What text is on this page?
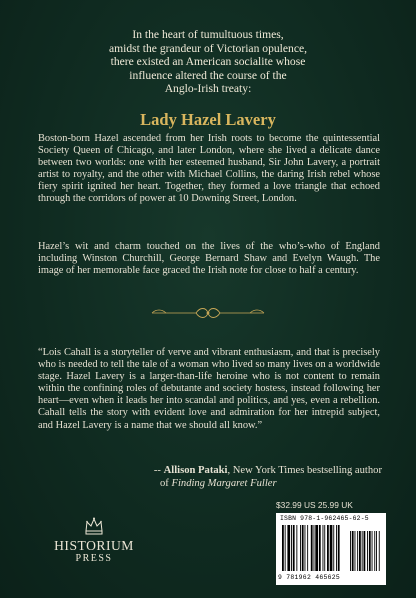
In the heart of tumultuous times,
amidst the grandeur of Victorian opulence,
there existed an American socialite whose
influence altered the course of the
Anglo-Irish treaty:
Lady Hazel Lavery

Boston-born Hazel ascended from her Irish roots to become the quintessential Society Queen of Chicago, and later London, where she lived a delicate dance between two worlds: one with her esteemed husband, Sir John Lavery, a portrait artist to royalty, and the other with Michael Collins, the daring Irish rebel whose fiery spirit ignited her heart. Together, they formed a love triangle that echoed through the corridors of power at 10 Downing Street, London.

Hazel’s wit and charm touched on the lives of the who’s-who of England including Winston Churchill, George Bernard Shaw and Evelyn Waugh. The image of her memorable face graced the Irish note for close to half a century.

“Lois Cahall is a storyteller of verve and vibrant enthusiasm, and that is precisely who is needed to tell the tale of a woman who lived so many lives on a worldwide stage. Hazel Lavery is a larger-than-life heroine who is not content to remain within the confining roles of debutante and society hostess, instead following her heart—even when it leads her into scandal and politics, and yes, even a rebellion. Cahall tells the story with evident love and admiration for her intrepid subject, and Hazel Lavery is a name that we should all know.”

-- Allison Pataki, New York Times bestselling author
of Finding Margaret Fuller
HISTORIUM
PRESS
$32.99 US 25.99 UK
ISBN 978-1-962465-62-5
9 781962 465625
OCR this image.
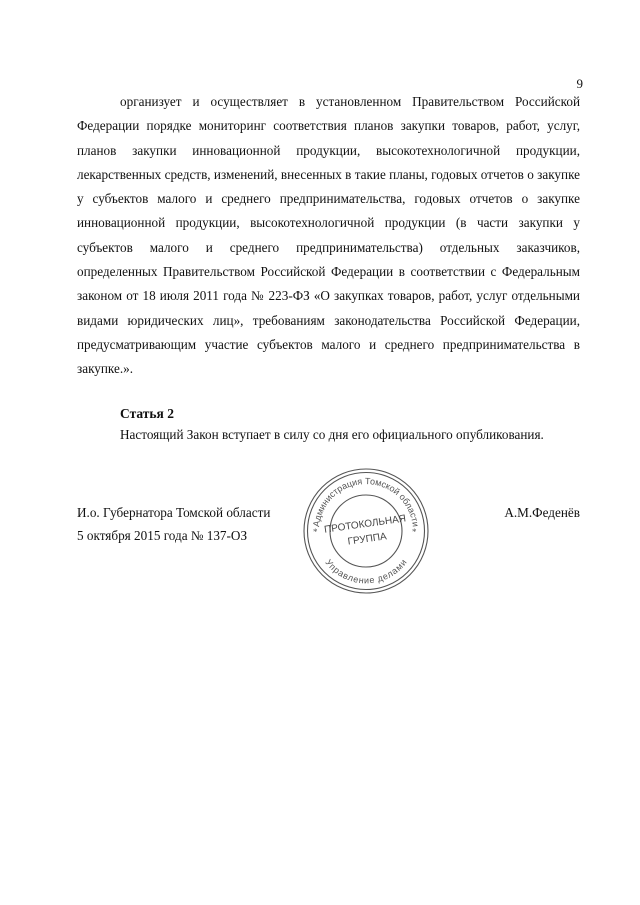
9

организует и осуществляет в установленном Правительством Российской Федерации порядке мониторинг соответствия планов закупки товаров, работ, услуг, планов закупки инновационной продукции, высокотехнологичной продукции, лекарственных средств, изменений, внесенных в такие планы, годовых отчетов о закупке у субъектов малого и среднего предпринимательства, годовых отчетов о закупке инновационной продукции, высокотехнологичной продукции (в части закупки у субъектов малого и среднего предпринимательства) отдельных заказчиков, определенных Правительством Российской Федерации в соответствии с Федеральным законом от 18 июля 2011 года № 223-ФЗ «О закупках товаров, работ, услуг отдельными видами юридических лиц», требованиям законодательства Российской Федерации, предусматривающим участие субъектов малого и среднего предпринимательства в закупке.».

Статья 2
Настоящий Закон вступает в силу со дня его официального опубликования.
И.о. Губернатора Томской области
5 октября 2015 года № 137-ОЗ
А.М.Феденёв
*	*
Администрация Томской области
Управление делами
ПРОТОКОЛЬНАЯ
ГРУППА
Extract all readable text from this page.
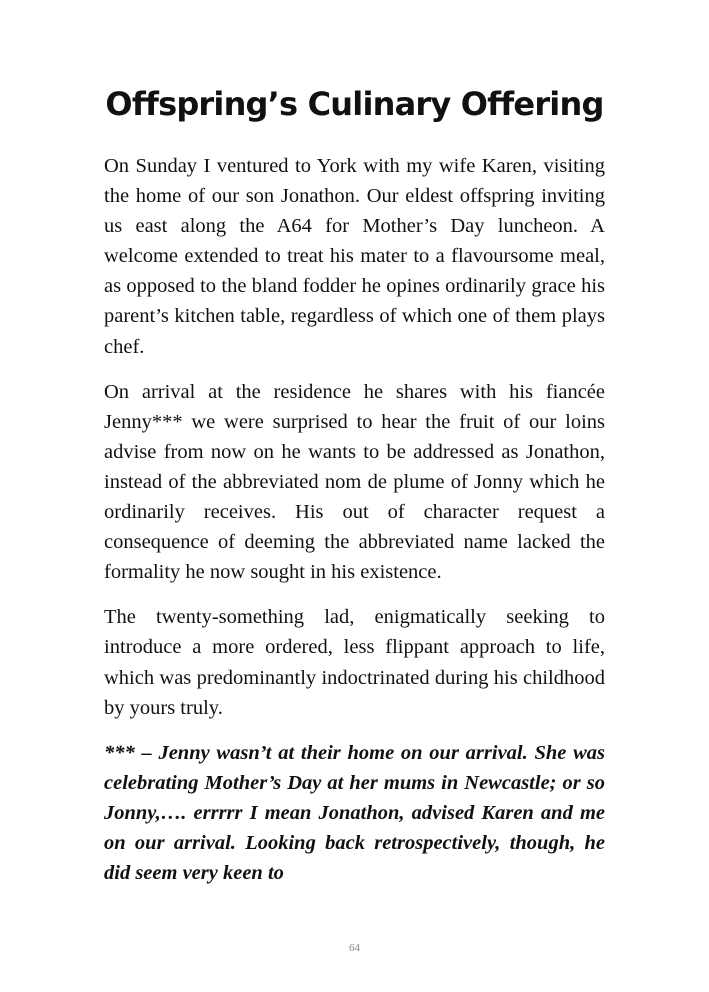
Offspring’s Culinary Offering

On Sunday I ventured to York with my wife Karen, visiting the home of our son Jonathon. Our eldest offspring inviting us east along the A64 for Mother’s Day luncheon. A welcome extended to treat his mater to a flavoursome meal, as opposed to the bland fodder he opines ordinarily grace his parent’s kitchen table, regardless of which one of them plays chef.

On arrival at the residence he shares with his fiancée Jenny*** we were surprised to hear the fruit of our loins advise from now on he wants to be addressed as Jonathon, instead of the abbreviated nom de plume of Jonny which he ordinarily receives. His out of character request a consequence of deeming the abbreviated name lacked the formality he now sought in his existence.

The twenty-something lad, enigmatically seeking to introduce a more ordered, less flippant approach to life, which was predominantly indoctrinated during his childhood by yours truly.

*** – Jenny wasn’t at their home on our arrival. She was celebrating Mother’s Day at her mums in Newcastle; or so Jonny,…. errrrr I mean Jonathon, advised Karen and me on our arrival. Looking back retrospectively, though, he did seem very keen to

64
-------
**EXERCISE:** In the entries above, identify every line with the string "области".

**OUTPUT FOR THIS EXERCISE:**
И.о. Губернатора Томской области
Администрация Томской области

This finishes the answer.